■ Given exercise: Hunt for the word "there" across the entries below, copying each line that holds it.
========
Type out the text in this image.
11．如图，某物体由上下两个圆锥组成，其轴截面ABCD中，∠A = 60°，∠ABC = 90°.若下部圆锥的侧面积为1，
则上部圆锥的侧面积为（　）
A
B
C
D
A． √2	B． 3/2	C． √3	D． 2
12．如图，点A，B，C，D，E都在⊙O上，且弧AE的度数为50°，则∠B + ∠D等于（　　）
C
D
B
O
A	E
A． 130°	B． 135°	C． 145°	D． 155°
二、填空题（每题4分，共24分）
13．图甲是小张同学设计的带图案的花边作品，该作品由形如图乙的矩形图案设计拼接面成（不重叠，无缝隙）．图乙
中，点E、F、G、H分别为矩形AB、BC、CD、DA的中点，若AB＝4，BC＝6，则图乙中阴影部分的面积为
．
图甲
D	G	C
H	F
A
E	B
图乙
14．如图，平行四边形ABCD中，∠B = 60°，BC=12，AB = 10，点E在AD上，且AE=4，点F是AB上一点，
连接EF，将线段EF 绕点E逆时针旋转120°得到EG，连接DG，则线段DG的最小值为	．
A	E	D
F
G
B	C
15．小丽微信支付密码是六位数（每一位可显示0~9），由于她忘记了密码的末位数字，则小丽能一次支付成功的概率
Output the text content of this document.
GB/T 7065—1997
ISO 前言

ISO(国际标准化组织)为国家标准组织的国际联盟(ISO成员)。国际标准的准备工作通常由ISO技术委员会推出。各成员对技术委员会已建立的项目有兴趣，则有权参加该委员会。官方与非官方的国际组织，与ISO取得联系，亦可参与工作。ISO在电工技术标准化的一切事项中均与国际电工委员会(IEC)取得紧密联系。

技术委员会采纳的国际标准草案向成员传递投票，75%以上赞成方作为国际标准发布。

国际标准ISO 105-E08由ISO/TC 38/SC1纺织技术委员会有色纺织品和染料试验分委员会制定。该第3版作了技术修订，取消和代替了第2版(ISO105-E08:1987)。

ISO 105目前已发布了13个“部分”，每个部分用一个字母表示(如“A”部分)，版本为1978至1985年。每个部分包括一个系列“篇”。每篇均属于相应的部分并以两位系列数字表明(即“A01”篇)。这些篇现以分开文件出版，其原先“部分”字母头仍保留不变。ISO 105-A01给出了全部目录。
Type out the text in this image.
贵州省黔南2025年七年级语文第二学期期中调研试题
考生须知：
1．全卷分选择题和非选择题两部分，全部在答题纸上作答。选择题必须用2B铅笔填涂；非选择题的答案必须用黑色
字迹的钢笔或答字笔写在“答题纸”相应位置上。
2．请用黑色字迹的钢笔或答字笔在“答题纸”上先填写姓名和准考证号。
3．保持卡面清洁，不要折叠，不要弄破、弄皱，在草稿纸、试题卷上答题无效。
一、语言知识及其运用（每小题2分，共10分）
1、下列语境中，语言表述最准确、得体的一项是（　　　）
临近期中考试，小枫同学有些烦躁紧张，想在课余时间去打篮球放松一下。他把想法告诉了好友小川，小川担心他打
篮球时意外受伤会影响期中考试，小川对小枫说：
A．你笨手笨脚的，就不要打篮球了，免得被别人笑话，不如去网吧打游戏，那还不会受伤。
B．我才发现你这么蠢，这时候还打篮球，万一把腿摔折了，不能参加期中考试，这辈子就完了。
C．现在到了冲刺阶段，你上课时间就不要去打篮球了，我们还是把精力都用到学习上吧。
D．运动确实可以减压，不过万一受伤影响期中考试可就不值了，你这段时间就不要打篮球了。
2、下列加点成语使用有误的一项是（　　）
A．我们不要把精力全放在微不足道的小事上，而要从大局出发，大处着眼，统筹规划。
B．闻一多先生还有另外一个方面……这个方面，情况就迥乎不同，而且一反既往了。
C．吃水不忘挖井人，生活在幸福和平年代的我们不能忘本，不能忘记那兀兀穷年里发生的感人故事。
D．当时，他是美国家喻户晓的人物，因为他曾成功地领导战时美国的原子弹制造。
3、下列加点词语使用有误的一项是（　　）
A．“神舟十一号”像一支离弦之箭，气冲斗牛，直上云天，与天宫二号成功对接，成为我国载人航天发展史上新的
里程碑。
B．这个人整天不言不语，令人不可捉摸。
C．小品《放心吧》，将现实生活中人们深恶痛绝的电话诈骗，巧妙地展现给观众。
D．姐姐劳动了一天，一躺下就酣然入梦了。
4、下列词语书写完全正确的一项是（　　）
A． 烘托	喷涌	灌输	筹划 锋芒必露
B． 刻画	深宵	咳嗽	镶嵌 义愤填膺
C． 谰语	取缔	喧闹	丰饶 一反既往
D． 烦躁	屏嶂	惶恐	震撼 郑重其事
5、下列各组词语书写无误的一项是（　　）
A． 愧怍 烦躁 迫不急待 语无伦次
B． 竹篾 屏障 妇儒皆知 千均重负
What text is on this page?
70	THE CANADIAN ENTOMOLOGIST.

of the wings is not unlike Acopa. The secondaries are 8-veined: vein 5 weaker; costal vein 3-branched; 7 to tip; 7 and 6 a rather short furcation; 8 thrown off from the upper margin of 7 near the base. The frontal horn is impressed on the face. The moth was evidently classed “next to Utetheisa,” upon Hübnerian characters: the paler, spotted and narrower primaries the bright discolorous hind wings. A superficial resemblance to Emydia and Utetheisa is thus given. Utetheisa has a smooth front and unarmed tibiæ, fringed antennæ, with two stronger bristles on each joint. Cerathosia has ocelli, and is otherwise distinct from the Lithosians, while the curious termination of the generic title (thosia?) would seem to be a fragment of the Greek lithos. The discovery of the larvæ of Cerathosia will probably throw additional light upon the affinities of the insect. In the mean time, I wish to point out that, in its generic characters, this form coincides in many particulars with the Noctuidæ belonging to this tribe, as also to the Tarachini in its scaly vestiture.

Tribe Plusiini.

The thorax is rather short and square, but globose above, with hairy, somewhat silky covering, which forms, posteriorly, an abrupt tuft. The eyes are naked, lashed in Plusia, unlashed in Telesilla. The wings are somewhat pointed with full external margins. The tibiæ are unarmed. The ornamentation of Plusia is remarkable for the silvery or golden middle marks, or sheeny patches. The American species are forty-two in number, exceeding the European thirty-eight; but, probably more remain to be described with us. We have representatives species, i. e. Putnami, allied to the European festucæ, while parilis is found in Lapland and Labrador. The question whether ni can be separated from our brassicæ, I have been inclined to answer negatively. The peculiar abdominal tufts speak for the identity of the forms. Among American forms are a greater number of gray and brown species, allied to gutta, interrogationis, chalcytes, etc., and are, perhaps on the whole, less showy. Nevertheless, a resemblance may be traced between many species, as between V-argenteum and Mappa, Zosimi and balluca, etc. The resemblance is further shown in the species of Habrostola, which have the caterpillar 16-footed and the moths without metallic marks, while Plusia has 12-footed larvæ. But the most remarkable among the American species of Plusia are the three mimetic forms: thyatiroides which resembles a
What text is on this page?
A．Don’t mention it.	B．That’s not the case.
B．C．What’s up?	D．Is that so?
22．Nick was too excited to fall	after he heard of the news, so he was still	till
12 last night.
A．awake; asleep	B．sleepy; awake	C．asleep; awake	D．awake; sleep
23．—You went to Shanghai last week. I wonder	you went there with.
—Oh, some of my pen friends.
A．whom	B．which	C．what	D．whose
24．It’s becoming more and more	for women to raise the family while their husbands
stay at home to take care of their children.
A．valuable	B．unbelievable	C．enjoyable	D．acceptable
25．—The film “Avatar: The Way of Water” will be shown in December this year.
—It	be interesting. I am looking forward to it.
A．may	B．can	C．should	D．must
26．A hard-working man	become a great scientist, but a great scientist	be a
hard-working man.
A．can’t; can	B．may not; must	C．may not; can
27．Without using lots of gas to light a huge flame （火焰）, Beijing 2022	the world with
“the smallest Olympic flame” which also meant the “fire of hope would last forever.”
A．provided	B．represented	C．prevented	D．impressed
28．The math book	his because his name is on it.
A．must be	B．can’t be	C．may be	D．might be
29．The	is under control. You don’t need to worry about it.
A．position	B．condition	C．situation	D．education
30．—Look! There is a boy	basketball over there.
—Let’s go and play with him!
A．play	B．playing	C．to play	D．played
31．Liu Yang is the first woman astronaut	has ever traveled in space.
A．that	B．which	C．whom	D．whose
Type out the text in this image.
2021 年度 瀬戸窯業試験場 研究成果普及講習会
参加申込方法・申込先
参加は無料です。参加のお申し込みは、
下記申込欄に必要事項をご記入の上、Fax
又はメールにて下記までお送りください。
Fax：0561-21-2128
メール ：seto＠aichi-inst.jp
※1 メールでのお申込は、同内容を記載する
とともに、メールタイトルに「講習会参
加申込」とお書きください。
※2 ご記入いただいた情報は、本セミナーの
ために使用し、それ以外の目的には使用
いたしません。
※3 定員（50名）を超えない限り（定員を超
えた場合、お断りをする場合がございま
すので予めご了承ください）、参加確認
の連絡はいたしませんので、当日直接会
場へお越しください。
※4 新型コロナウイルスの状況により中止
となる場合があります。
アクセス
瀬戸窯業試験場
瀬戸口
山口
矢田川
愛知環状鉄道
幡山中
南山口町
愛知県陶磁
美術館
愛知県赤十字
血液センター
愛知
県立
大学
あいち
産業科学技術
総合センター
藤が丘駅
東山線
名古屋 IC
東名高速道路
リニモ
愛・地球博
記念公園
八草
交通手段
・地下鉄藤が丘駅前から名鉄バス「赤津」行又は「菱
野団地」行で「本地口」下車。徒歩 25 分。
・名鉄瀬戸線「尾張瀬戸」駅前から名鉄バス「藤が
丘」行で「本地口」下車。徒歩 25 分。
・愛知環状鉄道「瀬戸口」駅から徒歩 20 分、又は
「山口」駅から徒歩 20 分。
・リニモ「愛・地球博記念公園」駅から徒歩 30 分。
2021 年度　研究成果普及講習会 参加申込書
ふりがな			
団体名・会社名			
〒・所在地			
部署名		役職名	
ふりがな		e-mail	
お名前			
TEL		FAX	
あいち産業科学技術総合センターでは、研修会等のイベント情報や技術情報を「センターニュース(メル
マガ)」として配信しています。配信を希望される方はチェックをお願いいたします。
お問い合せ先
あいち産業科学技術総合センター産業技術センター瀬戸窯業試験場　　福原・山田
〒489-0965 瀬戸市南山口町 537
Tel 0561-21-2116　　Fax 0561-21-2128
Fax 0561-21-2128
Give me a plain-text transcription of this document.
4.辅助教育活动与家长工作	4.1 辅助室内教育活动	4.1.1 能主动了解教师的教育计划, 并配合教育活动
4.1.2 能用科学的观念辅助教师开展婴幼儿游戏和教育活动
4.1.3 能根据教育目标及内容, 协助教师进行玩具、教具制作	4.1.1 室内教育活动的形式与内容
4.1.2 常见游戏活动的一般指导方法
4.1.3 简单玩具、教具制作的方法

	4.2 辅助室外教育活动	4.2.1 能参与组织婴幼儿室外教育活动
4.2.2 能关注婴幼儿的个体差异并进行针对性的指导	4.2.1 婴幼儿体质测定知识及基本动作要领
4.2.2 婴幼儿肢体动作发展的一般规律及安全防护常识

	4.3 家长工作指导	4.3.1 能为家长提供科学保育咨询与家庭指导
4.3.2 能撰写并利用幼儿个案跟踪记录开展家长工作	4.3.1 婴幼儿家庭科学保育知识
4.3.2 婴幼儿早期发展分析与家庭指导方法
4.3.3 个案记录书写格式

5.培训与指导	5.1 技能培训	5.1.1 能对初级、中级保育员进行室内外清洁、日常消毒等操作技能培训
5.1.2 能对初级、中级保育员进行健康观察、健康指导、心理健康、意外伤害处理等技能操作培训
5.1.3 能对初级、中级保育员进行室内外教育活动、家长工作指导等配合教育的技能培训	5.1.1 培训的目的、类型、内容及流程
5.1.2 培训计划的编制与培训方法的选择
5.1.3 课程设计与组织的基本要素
========
■ Expected answer:
23．—You went to Shanghai last week. I wonder	you went there with.
30．—Look! There is a boy	basketball over there.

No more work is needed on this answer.